Written instruction:
Report how many lines in the listing below include the word "juda". Write nothing besides the number.

Input for this task:
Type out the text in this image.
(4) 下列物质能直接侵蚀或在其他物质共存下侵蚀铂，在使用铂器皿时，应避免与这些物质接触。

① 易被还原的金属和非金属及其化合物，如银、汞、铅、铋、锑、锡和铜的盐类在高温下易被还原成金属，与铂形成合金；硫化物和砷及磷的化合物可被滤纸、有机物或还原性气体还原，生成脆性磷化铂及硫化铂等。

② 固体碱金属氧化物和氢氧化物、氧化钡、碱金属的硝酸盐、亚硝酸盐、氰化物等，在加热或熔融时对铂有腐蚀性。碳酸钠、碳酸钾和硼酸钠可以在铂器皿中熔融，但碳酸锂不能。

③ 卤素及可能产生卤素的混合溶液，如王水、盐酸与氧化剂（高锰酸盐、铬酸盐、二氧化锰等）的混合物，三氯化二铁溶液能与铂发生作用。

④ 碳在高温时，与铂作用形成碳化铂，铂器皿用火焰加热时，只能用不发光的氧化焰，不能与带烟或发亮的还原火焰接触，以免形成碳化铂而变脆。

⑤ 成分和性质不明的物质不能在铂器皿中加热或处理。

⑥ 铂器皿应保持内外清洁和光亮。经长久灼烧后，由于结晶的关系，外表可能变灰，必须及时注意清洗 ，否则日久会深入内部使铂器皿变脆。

---

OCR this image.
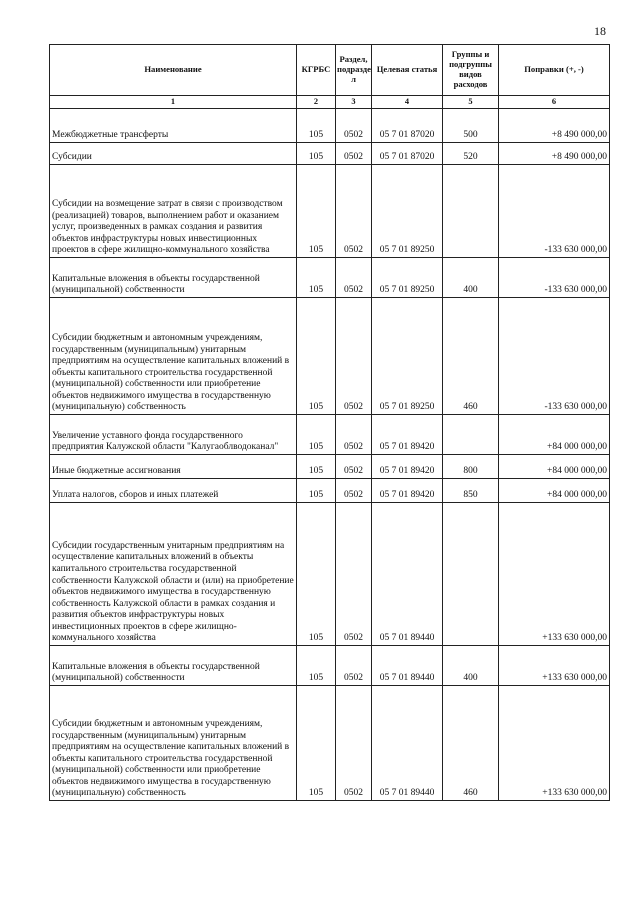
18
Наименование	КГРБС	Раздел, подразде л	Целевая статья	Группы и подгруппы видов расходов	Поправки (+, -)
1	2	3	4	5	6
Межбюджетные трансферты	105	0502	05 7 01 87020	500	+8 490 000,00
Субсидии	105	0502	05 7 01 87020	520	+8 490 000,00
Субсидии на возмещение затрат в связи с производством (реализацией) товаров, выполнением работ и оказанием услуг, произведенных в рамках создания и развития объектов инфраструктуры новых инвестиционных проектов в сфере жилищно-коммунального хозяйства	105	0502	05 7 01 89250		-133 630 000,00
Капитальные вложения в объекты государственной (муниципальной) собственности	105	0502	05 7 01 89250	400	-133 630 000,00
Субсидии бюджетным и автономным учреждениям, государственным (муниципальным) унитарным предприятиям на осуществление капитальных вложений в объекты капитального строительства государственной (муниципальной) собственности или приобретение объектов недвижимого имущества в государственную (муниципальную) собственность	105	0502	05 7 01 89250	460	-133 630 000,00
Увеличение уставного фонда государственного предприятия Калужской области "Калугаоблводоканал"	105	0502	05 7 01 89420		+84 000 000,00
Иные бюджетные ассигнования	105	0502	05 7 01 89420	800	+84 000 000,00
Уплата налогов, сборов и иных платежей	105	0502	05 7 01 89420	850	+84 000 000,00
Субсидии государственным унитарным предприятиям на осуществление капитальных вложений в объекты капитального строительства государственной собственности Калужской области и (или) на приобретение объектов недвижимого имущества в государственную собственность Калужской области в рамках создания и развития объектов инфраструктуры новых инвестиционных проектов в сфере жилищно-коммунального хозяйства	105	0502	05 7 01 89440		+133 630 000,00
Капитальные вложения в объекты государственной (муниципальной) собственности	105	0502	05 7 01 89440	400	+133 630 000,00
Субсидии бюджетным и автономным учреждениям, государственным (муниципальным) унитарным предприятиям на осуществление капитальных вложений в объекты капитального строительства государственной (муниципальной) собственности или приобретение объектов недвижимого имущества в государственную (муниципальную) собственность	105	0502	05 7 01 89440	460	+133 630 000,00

---

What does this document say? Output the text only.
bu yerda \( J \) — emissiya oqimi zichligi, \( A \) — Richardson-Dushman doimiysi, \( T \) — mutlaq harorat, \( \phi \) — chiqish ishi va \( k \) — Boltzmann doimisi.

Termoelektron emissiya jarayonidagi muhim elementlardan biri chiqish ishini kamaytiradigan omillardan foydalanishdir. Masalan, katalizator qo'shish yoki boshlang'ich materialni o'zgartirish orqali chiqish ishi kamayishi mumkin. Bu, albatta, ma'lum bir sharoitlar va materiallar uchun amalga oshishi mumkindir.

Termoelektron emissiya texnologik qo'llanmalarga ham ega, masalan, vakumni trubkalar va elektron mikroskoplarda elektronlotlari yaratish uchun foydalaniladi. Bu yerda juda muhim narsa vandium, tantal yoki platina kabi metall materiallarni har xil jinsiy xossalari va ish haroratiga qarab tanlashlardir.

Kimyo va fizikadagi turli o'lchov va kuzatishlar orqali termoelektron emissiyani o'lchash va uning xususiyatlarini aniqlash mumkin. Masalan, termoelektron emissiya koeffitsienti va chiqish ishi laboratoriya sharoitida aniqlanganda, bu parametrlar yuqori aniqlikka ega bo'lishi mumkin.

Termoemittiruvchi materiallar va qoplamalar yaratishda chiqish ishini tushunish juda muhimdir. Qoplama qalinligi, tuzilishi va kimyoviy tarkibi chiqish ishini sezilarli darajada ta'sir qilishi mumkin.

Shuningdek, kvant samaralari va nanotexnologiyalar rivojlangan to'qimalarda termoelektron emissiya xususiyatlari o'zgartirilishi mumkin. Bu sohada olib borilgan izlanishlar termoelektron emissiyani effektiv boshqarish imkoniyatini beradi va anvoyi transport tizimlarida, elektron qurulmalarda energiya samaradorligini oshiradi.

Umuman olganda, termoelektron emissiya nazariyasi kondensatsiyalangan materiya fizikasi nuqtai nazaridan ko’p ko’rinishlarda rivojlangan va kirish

Final result:
2